All records below must be retyped exactly.

[Stored items from a collection]
────

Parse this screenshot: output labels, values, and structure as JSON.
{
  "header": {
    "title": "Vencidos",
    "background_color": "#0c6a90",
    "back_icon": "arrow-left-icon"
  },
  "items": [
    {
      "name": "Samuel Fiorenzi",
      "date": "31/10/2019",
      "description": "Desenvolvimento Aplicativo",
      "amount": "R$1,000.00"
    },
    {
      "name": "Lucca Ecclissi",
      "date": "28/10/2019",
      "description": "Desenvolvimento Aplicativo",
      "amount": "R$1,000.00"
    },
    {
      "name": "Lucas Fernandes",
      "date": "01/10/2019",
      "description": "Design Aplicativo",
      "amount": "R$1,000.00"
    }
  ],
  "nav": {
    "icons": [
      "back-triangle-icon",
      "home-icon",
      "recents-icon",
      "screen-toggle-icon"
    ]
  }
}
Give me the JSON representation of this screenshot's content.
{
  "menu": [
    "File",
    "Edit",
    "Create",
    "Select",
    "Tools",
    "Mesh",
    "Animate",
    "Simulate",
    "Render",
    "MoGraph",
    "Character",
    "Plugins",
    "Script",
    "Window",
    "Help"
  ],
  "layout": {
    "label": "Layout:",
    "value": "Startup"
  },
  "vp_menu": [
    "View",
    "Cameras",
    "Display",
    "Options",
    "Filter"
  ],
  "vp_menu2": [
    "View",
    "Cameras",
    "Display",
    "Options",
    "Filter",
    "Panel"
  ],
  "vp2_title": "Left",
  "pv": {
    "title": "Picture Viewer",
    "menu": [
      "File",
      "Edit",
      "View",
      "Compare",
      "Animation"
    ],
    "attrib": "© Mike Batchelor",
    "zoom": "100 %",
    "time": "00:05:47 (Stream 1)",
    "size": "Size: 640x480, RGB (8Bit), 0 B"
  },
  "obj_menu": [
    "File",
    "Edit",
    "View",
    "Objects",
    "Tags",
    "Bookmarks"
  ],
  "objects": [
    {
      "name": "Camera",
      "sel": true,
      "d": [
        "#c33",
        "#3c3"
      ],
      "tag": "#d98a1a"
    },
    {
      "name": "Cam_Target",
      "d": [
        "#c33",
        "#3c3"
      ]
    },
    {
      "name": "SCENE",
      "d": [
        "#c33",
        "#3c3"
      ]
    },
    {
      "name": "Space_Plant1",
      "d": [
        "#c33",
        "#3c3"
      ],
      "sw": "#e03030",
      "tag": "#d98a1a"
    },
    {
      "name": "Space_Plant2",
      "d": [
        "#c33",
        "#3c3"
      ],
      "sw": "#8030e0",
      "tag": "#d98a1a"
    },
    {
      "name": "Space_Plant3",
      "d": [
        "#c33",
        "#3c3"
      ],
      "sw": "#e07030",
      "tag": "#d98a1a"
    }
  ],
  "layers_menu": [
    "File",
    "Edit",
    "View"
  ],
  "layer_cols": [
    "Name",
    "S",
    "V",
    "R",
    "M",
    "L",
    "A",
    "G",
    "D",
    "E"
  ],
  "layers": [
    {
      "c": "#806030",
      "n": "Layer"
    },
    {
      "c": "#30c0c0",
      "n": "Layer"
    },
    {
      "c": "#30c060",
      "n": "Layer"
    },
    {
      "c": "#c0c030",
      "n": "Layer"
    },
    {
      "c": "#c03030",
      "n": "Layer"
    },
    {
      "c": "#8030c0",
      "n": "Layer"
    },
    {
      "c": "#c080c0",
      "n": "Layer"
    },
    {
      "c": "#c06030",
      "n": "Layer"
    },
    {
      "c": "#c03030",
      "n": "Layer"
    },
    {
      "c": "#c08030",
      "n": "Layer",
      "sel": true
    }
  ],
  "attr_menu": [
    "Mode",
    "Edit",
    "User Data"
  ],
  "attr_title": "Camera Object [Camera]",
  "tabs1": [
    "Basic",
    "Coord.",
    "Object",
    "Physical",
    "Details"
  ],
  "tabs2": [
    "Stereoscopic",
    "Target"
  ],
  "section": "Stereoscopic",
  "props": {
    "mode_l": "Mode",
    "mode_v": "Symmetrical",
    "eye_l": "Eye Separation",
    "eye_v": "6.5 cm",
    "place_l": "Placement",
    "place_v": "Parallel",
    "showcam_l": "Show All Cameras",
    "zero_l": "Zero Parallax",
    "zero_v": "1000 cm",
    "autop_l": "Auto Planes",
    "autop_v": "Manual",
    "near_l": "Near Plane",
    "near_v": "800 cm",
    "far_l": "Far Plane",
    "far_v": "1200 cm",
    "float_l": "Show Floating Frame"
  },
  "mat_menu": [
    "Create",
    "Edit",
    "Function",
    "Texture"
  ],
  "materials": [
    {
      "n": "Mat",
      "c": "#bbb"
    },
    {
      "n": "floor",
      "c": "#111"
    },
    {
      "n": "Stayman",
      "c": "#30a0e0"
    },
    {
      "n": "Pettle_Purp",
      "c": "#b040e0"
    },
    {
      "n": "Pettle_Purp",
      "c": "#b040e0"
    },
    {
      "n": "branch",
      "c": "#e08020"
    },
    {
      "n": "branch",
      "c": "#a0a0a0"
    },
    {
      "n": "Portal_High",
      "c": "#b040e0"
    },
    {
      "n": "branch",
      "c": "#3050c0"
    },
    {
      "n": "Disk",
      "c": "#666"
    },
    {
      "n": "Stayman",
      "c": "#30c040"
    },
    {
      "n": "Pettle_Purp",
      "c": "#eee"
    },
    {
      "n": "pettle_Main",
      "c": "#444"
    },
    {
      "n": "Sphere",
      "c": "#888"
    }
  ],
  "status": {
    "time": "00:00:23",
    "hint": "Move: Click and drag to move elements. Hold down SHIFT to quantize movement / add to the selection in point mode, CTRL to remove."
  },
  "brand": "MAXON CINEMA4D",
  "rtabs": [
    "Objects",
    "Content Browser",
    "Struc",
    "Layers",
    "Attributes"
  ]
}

────

**SOLUTION FOR THIS TASK**
Parse this screenshot: output labels, values, and structure as JSON.
{
  "header": {
    "title": "Vencidos",
    "background_color": "#0c6a90",
    "back_icon": "arrow-left-icon"
  },
  "items": [
    {
      "name": "Samuel Fiorenzi",
      "date": "31/10/2019",
      "description": "Desenvolvimento Aplicativo",
      "amount": "R$1,000.00"
    },
    {
      "name": "Lucca Ecclissi",
      "date": "28/10/2019",
      "description": "Desenvolvimento Aplicativo",
      "amount": "R$1,000.00"
    },
    {
      "name": "Lucas Fernandes",
      "date": "01/10/2019",
      "description": "Design Aplicativo",
      "amount": "R$1,000.00"
    }
  ],
  "nav": {
    "icons": [
      "back-triangle-icon",
      "home-icon",
      "recents-icon",
      "screen-toggle-icon"
    ]
  }
}
Give me the JSON representation of this screenshot's content.
{
  "menu": [
    "File",
    "Edit",
    "Create",
    "Select",
    "Tools",
    "Mesh",
    "Animate",
    "Simulate",
    "Render",
    "MoGraph",
    "Character",
    "Plugins",
    "Script",
    "Window",
    "Help"
  ],
  "layout": {
    "label": "Layout:",
    "value": "Startup"
  },
  "vp_menu": [
    "View",
    "Cameras",
    "Display",
    "Options",
    "Filter"
  ],
  "vp_menu2": [
    "View",
    "Cameras",
    "Display",
    "Options",
    "Filter",
    "Panel"
  ],
  "vp2_title": "Left",
  "pv": {
    "title": "Picture Viewer",
    "menu": [
      "File",
      "Edit",
      "View",
      "Compare",
      "Animation"
    ],
    "attrib": "© Mike Batchelor",
    "zoom": "100 %",
    "time": "00:05:47 (Stream 1)",
    "size": "Size: 640x480, RGB (8Bit), 0 B"
  },
  "obj_menu": [
    "File",
    "Edit",
    "View",
    "Objects",
    "Tags",
    "Bookmarks"
  ],
  "objects": [
    {
      "name": "Camera",
      "sel": true,
      "d": [
        "#c33",
        "#3c3"
      ],
      "tag": "#d98a1a"
    },
    {
      "name": "Cam_Target",
      "d": [
        "#c33",
        "#3c3"
      ]
    },
    {
      "name": "SCENE",
      "d": [
        "#c33",
        "#3c3"
      ]
    },
    {
      "name": "Space_Plant1",
      "d": [
        "#c33",
        "#3c3"
      ],
      "sw": "#e03030",
      "tag": "#d98a1a"
    },
    {
      "name": "Space_Plant2",
      "d": [
        "#c33",
        "#3c3"
      ],
      "sw": "#8030e0",
      "tag": "#d98a1a"
    },
    {
      "name": "Space_Plant3",
      "d": [
        "#c33",
        "#3c3"
      ],
      "sw": "#e07030",
      "tag": "#d98a1a"
    }
  ],
  "layers_menu": [
    "File",
    "Edit",
    "View"
  ],
  "layer_cols": [
    "Name",
    "S",
    "V",
    "R",
    "M",
    "L",
    "A",
    "G",
    "D",
    "E"
  ],
  "layers": [
    {
      "c": "#806030",
      "n": "Layer"
    },
    {
      "c": "#30c0c0",
      "n": "Layer"
    },
    {
      "c": "#30c060",
      "n": "Layer"
    },
    {
      "c": "#c0c030",
      "n": "Layer"
    },
    {
      "c": "#c03030",
      "n": "Layer"
    },
    {
      "c": "#8030c0",
      "n": "Layer"
    },
    {
      "c": "#c080c0",
      "n": "Layer"
    },
    {
      "c": "#c06030",
      "n": "Layer"
    },
    {
      "c": "#c03030",
      "n": "Layer"
    },
    {
      "c": "#c08030",
      "n": "Layer",
      "sel": true
    }
  ],
  "attr_menu": [
    "Mode",
    "Edit",
    "User Data"
  ],
  "attr_title": "Camera Object [Camera]",
  "tabs1": [
    "Basic",
    "Coord.",
    "Object",
    "Physical",
    "Details"
  ],
  "tabs2": [
    "Stereoscopic",
    "Target"
  ],
  "section": "Stereoscopic",
  "props": {
    "mode_l": "Mode",
    "mode_v": "Symmetrical",
    "eye_l": "Eye Separation",
    "eye_v": "6.5 cm",
    "place_l": "Placement",
    "place_v": "Parallel",
    "showcam_l": "Show All Cameras",
    "zero_l": "Zero Parallax",
    "zero_v": "1000 cm",
    "autop_l": "Auto Planes",
    "autop_v": "Manual",
    "near_l": "Near Plane",
    "near_v": "800 cm",
    "far_l": "Far Plane",
    "far_v": "1200 cm",
    "float_l": "Show Floating Frame"
  },
  "mat_menu": [
    "Create",
    "Edit",
    "Function",
    "Texture"
  ],
  "materials": [
    {
      "n": "Mat",
      "c": "#bbb"
    },
    {
      "n": "floor",
      "c": "#111"
    },
    {
      "n": "Stayman",
      "c": "#30a0e0"
    },
    {
      "n": "Pettle_Purp",
      "c": "#b040e0"
    },
    {
      "n": "Pettle_Purp",
      "c": "#b040e0"
    },
    {
      "n": "branch",
      "c": "#e08020"
    },
    {
      "n": "branch",
      "c": "#a0a0a0"
    },
    {
      "n": "Portal_High",
      "c": "#b040e0"
    },
    {
      "n": "branch",
      "c": "#3050c0"
    },
    {
      "n": "Disk",
      "c": "#666"
    },
    {
      "n": "Stayman",
      "c": "#30c040"
    },
    {
      "n": "Pettle_Purp",
      "c": "#eee"
    },
    {
      "n": "pettle_Main",
      "c": "#444"
    },
    {
      "n": "Sphere",
      "c": "#888"
    }
  ],
  "status": {
    "time": "00:00:23",
    "hint": "Move: Click and drag to move elements. Hold down SHIFT to quantize movement / add to the selection in point mode, CTRL to remove."
  },
  "brand": "MAXON CINEMA4D",
  "rtabs": [
    "Objects",
    "Content Browser",
    "Struc",
    "Layers",
    "Attributes"
  ]
}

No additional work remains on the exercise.